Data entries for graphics
------------------------------------
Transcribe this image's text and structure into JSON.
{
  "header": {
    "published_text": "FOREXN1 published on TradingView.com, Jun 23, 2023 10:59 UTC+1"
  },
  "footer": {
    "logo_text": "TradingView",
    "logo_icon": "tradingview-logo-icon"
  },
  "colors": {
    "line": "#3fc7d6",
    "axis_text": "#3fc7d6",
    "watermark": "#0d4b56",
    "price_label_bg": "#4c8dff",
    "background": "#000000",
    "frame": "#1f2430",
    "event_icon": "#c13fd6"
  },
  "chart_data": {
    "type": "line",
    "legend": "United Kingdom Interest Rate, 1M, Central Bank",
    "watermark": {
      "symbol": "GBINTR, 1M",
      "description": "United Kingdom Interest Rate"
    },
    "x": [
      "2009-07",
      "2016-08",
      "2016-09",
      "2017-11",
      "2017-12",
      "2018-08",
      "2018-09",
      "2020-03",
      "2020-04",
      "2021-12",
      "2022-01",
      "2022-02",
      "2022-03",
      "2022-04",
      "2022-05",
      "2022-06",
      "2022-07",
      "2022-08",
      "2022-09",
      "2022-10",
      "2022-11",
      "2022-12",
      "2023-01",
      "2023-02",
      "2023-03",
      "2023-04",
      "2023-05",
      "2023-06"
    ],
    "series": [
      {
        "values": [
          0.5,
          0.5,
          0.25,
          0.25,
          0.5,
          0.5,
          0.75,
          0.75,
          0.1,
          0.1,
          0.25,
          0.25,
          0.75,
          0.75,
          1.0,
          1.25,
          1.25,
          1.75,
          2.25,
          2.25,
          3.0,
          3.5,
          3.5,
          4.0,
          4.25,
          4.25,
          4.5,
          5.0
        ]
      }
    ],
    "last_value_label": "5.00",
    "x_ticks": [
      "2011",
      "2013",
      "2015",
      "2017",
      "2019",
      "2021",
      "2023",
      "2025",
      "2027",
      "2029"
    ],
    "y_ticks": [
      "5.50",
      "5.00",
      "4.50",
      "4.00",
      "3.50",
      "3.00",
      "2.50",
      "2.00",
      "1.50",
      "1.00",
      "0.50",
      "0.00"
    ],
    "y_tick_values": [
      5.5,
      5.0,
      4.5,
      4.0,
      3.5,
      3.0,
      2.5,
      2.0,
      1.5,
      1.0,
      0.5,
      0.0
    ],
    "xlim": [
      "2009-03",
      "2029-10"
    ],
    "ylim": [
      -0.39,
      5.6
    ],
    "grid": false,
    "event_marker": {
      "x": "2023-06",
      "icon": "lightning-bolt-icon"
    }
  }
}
------------------------------------
▶ YOUR INSTRUCTIONS
Give an exact repetition of all the material.

▶ TASK SOLUTION
Transcribe this image's text and structure into JSON.
{
  "header": {
    "published_text": "FOREXN1 published on TradingView.com, Jun 23, 2023 10:59 UTC+1"
  },
  "footer": {
    "logo_text": "TradingView",
    "logo_icon": "tradingview-logo-icon"
  },
  "colors": {
    "line": "#3fc7d6",
    "axis_text": "#3fc7d6",
    "watermark": "#0d4b56",
    "price_label_bg": "#4c8dff",
    "background": "#000000",
    "frame": "#1f2430",
    "event_icon": "#c13fd6"
  },
  "chart_data": {
    "type": "line",
    "legend": "United Kingdom Interest Rate, 1M, Central Bank",
    "watermark": {
      "symbol": "GBINTR, 1M",
      "description": "United Kingdom Interest Rate"
    },
    "x": [
      "2009-07",
      "2016-08",
      "2016-09",
      "2017-11",
      "2017-12",
      "2018-08",
      "2018-09",
      "2020-03",
      "2020-04",
      "2021-12",
      "2022-01",
      "2022-02",
      "2022-03",
      "2022-04",
      "2022-05",
      "2022-06",
      "2022-07",
      "2022-08",
      "2022-09",
      "2022-10",
      "2022-11",
      "2022-12",
      "2023-01",
      "2023-02",
      "2023-03",
      "2023-04",
      "2023-05",
      "2023-06"
    ],
    "series": [
      {
        "values": [
          0.5,
          0.5,
          0.25,
          0.25,
          0.5,
          0.5,
          0.75,
          0.75,
          0.1,
          0.1,
          0.25,
          0.25,
          0.75,
          0.75,
          1.0,
          1.25,
          1.25,
          1.75,
          2.25,
          2.25,
          3.0,
          3.5,
          3.5,
          4.0,
          4.25,
          4.25,
          4.5,
          5.0
        ]
      }
    ],
    "last_value_label": "5.00",
    "x_ticks": [
      "2011",
      "2013",
      "2015",
      "2017",
      "2019",
      "2021",
      "2023",
      "2025",
      "2027",
      "2029"
    ],
    "y_ticks": [
      "5.50",
      "5.00",
      "4.50",
      "4.00",
      "3.50",
      "3.00",
      "2.50",
      "2.00",
      "1.50",
      "1.00",
      "0.50",
      "0.00"
    ],
    "y_tick_values": [
      5.5,
      5.0,
      4.5,
      4.0,
      3.5,
      3.0,
      2.5,
      2.0,
      1.5,
      1.0,
      0.5,
      0.0
    ],
    "xlim": [
      "2009-03",
      "2029-10"
    ],
    "ylim": [
      -0.39,
      5.6
    ],
    "grid": false,
    "event_marker": {
      "x": "2023-06",
      "icon": "lightning-bolt-icon"
    }
  }
}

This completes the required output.